-- Start Extracted information --

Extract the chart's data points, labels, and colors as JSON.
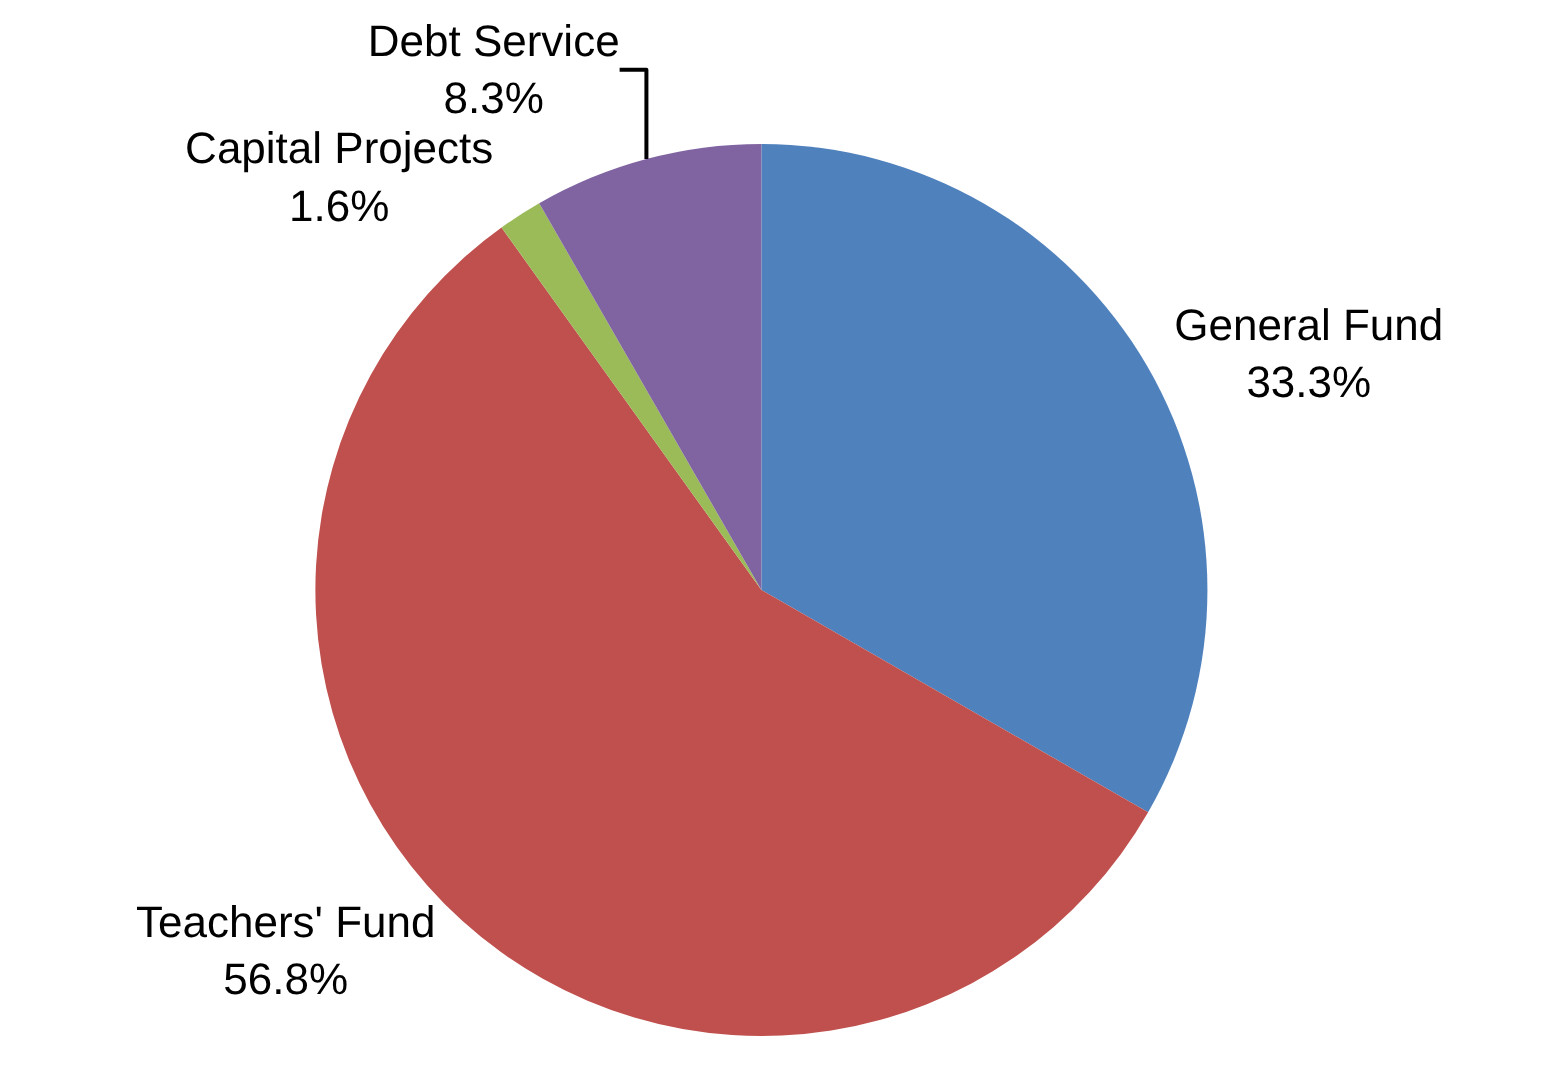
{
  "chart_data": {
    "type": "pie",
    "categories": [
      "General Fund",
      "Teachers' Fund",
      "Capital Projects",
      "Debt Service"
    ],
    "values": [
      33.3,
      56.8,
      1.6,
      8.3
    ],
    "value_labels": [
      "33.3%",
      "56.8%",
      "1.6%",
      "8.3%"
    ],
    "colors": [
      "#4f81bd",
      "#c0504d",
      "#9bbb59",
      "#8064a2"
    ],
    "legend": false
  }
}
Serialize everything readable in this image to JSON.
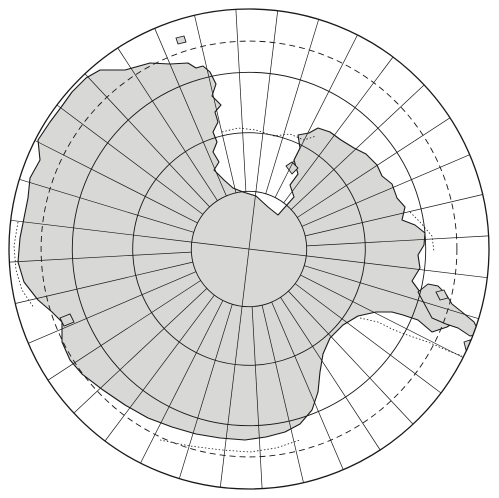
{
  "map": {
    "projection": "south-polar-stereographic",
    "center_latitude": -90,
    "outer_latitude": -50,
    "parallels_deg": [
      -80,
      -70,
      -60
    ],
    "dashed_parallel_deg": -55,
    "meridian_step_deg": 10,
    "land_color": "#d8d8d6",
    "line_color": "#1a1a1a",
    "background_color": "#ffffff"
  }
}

-- End Extracted information --

• [Problem to solve]: Repeat the records in full, exactly as they appear, without the pictures.

• [Response below]:
Extract the chart's data points, labels, and colors as JSON.
{
  "chart_data": {
    "type": "pie",
    "categories": [
      "General Fund",
      "Teachers' Fund",
      "Capital Projects",
      "Debt Service"
    ],
    "values": [
      33.3,
      56.8,
      1.6,
      8.3
    ],
    "value_labels": [
      "33.3%",
      "56.8%",
      "1.6%",
      "8.3%"
    ],
    "colors": [
      "#4f81bd",
      "#c0504d",
      "#9bbb59",
      "#8064a2"
    ],
    "legend": false
  }
}
Serialize everything readable in this image to JSON.
{
  "map": {
    "projection": "south-polar-stereographic",
    "center_latitude": -90,
    "outer_latitude": -50,
    "parallels_deg": [
      -80,
      -70,
      -60
    ],
    "dashed_parallel_deg": -55,
    "meridian_step_deg": 10,
    "land_color": "#d8d8d6",
    "line_color": "#1a1a1a",
    "background_color": "#ffffff"
  }
}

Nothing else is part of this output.